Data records

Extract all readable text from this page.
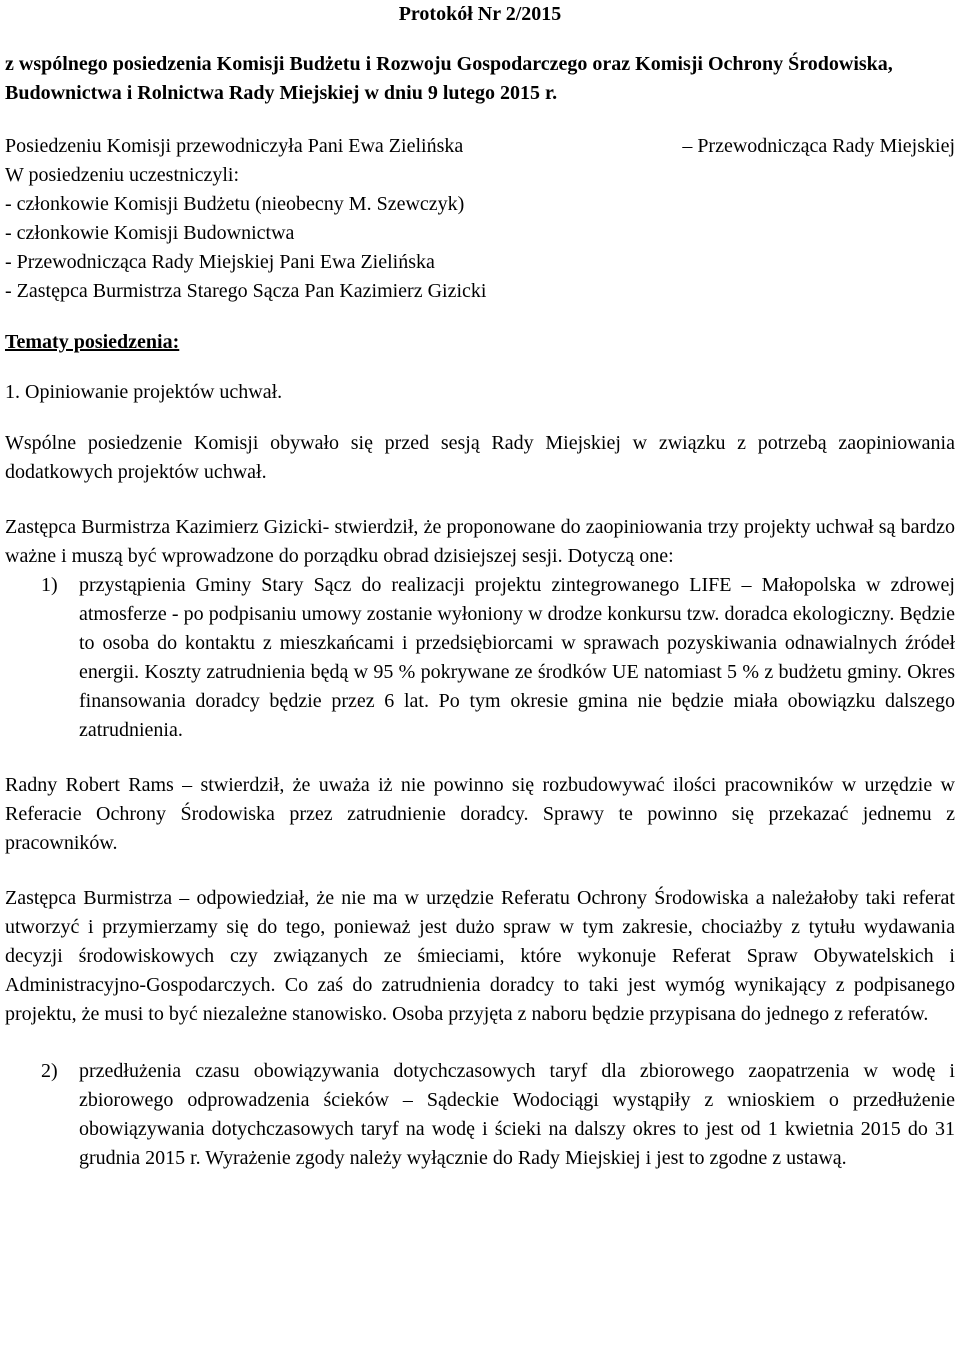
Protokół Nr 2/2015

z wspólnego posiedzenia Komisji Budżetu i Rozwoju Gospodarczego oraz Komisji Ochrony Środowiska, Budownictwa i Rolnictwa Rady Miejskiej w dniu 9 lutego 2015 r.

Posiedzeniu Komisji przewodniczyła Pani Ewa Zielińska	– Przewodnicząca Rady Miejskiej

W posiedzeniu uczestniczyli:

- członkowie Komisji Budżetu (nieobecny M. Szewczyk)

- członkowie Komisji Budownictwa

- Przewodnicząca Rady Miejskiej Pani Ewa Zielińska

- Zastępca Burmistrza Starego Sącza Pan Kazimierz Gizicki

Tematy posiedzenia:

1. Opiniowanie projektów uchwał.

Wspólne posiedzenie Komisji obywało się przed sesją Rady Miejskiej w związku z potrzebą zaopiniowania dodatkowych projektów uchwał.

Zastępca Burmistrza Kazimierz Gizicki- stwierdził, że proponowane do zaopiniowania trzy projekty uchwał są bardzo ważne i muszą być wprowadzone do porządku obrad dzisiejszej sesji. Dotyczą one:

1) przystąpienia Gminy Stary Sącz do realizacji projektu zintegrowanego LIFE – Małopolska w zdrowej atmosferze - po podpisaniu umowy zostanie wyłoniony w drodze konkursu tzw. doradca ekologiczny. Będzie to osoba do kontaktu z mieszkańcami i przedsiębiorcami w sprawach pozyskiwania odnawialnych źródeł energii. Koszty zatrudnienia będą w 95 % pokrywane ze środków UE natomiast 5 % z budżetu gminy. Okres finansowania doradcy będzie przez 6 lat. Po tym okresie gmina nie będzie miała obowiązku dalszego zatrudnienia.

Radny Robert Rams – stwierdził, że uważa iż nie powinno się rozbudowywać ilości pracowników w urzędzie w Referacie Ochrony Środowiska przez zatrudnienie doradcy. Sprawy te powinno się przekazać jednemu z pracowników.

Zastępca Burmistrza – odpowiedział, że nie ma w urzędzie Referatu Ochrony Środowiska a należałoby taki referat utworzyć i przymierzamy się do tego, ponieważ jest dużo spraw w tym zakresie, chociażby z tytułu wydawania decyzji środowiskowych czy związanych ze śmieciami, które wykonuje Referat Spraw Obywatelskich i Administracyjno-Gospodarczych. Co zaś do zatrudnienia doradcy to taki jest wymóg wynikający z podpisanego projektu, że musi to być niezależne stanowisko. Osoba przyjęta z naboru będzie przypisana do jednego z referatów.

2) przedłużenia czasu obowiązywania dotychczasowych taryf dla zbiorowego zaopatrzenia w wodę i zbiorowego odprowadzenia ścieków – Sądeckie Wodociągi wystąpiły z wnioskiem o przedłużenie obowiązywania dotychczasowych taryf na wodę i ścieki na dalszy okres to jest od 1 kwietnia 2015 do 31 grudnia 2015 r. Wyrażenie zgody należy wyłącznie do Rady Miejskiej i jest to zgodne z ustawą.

- Aim of the exercise:
Gather each line of the listing containing the word "Zastępca" and show it.

- Solution:
- Zastępca Burmistrza Starego Sącza Pan Kazimierz Gizicki
Zastępca Burmistrza Kazimierz Gizicki- stwierdził, że proponowane do zaopiniowania trzy projekty uchwał są bardzo ważne i muszą być wprowadzone do porządku obrad dzisiejszej sesji. Dotyczą one:
Zastępca Burmistrza – odpowiedział, że nie ma w urzędzie Referatu Ochrony Środowiska a należałoby taki referat utworzyć i przymierzamy się do tego, ponieważ jest dużo spraw w tym zakresie, chociażby z tytułu wydawania decyzji środowiskowych czy związanych ze śmieciami, które wykonuje Referat Spraw Obywatelskich i Administracyjno-Gospodarczych. Co zaś do zatrudnienia doradcy to taki jest wymóg wynikający z podpisanego projektu, że musi to być niezależne stanowisko. Osoba przyjęta z naboru będzie przypisana do jednego z referatów.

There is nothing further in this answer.